OBJECTIVE: Search the material below for the word "ylabel" and copy every line in which it occurs.

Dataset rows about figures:
________________________________________
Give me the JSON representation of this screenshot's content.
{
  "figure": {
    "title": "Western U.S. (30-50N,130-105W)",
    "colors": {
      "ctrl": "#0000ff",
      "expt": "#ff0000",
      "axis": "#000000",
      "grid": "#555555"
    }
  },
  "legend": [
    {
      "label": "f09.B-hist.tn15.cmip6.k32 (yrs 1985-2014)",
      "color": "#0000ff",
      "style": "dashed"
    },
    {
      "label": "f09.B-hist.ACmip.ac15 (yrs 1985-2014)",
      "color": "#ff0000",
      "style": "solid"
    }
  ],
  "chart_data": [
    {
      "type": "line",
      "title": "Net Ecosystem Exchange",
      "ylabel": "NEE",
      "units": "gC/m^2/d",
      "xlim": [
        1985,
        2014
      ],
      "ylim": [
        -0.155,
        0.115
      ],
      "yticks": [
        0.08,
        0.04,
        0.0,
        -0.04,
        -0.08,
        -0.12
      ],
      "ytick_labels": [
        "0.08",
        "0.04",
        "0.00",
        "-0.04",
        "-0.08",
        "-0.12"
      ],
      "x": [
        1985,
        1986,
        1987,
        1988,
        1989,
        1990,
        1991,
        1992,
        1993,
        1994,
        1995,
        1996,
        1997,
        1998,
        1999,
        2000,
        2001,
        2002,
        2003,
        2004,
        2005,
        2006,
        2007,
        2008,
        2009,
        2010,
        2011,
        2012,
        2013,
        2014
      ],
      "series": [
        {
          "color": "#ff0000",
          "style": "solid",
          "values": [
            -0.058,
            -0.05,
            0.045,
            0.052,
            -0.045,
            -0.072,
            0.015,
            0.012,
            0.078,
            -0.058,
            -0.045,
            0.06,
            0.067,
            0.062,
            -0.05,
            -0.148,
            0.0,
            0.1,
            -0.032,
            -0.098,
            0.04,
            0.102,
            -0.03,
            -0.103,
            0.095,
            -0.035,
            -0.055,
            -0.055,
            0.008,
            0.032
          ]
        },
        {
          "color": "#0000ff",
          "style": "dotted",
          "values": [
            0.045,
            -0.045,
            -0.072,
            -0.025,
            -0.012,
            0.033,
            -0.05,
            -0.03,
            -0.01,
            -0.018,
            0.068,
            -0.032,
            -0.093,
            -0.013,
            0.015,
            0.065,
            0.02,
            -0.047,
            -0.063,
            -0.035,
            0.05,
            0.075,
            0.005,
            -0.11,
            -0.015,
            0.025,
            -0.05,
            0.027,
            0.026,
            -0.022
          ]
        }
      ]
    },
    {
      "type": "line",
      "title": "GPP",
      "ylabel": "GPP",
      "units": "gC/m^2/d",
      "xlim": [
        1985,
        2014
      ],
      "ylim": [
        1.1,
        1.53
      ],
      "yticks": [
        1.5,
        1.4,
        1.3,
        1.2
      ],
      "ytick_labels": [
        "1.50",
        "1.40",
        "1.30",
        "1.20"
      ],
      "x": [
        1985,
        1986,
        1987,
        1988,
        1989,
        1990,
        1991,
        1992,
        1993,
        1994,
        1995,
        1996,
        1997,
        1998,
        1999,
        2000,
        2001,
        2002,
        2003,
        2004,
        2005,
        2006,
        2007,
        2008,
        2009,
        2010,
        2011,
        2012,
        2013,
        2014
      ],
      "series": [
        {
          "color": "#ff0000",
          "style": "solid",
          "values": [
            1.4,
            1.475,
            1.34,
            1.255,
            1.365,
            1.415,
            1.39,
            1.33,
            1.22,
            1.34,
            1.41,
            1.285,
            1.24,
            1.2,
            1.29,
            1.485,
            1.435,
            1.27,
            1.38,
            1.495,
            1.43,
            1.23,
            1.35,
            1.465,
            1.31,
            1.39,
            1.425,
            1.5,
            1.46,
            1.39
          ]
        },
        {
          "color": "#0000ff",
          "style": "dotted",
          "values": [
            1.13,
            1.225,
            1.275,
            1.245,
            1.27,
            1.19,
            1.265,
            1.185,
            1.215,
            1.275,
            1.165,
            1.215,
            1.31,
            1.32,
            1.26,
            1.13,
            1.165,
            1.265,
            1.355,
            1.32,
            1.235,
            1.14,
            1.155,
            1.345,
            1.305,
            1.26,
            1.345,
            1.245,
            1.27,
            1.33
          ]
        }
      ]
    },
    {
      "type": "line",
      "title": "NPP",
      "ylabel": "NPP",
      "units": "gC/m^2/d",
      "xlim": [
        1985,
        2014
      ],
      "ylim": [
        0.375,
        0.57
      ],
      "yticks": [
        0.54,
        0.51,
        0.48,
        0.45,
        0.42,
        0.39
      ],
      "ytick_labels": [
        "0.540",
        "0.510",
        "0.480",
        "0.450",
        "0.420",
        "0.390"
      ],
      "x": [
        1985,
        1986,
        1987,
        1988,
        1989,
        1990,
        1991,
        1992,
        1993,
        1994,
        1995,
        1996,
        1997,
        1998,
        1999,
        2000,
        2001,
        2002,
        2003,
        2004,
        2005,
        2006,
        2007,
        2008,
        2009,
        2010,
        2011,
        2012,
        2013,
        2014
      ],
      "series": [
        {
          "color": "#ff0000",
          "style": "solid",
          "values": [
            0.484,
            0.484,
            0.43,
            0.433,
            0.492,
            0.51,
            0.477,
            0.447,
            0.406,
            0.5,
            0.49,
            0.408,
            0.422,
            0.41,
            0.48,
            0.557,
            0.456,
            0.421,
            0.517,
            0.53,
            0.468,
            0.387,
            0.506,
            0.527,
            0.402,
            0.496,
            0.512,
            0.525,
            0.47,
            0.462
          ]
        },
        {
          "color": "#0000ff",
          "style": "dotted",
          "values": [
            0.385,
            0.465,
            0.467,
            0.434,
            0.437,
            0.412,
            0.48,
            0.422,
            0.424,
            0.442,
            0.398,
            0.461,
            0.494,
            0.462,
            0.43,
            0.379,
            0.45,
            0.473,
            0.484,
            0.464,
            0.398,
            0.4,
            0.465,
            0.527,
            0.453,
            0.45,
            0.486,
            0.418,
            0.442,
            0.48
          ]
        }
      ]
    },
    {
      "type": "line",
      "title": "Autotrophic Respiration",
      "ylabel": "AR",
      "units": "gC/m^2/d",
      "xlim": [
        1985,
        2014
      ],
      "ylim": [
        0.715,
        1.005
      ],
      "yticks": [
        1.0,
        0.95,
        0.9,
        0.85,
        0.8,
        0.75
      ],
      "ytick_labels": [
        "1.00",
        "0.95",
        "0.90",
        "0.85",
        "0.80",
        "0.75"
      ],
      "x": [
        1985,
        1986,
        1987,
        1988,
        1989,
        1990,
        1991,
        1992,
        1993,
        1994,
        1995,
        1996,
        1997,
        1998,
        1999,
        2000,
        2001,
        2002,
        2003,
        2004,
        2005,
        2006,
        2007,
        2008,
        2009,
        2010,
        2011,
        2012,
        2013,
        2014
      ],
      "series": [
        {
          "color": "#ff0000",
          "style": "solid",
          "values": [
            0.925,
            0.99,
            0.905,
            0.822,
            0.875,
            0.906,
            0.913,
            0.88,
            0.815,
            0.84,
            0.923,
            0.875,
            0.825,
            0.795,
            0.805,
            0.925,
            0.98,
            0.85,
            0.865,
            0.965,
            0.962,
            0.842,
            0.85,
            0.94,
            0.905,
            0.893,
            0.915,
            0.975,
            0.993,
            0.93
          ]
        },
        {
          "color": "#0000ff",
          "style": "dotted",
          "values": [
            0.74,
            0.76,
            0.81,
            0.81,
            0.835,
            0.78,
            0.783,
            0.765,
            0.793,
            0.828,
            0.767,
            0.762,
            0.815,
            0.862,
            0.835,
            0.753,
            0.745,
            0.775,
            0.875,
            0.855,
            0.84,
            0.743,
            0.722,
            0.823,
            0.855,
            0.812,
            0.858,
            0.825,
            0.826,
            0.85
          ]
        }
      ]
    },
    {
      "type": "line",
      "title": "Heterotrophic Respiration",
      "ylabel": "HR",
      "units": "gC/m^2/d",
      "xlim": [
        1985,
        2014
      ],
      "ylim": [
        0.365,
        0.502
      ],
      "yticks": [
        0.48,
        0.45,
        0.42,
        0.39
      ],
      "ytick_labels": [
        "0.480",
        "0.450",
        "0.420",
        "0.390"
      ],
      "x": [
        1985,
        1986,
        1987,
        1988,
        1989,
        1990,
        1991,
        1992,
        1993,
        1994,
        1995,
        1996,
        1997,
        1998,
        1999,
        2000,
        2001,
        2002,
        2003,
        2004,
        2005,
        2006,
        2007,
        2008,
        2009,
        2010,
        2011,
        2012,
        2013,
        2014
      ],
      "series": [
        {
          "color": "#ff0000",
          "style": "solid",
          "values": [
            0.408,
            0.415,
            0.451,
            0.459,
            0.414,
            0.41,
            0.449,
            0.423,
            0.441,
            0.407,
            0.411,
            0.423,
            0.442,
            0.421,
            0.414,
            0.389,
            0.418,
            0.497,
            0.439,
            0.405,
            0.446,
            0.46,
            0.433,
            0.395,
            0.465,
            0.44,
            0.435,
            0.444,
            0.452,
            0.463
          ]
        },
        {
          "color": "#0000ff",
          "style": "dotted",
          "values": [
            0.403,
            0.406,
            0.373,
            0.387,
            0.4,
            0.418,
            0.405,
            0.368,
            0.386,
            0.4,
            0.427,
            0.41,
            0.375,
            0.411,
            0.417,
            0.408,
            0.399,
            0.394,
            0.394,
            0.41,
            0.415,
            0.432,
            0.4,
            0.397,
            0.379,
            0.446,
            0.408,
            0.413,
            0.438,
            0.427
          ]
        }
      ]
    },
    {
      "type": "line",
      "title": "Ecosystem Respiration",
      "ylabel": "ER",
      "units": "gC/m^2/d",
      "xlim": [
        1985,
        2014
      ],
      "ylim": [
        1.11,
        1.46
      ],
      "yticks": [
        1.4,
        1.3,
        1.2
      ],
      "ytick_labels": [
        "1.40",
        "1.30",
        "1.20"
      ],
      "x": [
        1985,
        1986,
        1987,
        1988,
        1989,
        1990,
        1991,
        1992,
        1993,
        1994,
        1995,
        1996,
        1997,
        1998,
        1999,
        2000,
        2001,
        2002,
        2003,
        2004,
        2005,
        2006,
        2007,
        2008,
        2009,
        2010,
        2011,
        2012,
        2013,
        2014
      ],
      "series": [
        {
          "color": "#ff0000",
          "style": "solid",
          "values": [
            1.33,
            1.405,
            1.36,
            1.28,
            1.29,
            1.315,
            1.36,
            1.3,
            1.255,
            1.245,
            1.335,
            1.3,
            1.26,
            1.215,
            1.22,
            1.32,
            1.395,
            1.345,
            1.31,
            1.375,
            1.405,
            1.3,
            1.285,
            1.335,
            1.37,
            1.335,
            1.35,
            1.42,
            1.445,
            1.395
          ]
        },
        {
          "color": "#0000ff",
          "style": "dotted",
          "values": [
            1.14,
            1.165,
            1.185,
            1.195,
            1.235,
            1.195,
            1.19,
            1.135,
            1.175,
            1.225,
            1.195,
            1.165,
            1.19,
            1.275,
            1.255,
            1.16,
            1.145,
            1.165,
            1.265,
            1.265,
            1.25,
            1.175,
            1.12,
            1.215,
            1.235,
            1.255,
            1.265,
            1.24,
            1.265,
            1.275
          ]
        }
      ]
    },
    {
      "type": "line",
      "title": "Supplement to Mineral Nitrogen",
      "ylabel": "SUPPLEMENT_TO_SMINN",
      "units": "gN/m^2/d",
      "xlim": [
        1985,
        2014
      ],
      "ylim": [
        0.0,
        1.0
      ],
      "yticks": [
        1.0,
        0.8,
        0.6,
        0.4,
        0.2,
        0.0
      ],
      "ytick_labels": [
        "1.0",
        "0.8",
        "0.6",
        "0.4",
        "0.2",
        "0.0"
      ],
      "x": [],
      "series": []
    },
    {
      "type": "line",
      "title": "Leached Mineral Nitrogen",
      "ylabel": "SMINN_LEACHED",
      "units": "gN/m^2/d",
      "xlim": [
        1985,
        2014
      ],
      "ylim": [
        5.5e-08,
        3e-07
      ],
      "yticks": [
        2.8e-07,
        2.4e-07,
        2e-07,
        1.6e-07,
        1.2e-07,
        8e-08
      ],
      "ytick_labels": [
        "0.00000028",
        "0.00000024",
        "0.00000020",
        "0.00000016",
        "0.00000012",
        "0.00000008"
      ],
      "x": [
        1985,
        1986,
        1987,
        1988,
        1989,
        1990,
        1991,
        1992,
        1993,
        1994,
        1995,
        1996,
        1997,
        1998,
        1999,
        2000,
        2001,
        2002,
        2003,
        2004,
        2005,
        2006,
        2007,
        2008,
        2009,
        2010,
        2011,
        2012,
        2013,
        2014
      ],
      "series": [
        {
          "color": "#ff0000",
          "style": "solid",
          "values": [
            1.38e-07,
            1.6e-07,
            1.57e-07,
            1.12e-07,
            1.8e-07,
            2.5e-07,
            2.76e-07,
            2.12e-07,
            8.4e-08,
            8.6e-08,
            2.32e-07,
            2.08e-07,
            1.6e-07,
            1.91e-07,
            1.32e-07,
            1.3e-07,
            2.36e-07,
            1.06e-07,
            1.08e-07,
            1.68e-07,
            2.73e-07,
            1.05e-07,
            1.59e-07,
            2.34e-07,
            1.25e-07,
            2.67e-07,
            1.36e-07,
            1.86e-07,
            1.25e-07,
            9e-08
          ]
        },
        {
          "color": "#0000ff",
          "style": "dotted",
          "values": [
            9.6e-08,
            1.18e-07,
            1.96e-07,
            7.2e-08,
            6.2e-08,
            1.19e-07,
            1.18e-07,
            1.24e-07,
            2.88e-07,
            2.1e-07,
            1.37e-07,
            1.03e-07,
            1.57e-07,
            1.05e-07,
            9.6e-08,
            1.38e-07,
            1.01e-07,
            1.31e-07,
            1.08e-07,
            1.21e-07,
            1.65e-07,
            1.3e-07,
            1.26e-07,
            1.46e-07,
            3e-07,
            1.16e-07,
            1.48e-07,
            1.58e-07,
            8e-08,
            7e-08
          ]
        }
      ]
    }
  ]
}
________________________________________
WRITTEN RESPONSE:
      "ylabel": "NEE",
      "ylabel": "GPP",
      "ylabel": "NPP",
      "ylabel": "AR",
      "ylabel": "HR",
      "ylabel": "ER",
      "ylabel": "SUPPLEMENT_TO_SMINN",
      "ylabel": "SMINN_LEACHED",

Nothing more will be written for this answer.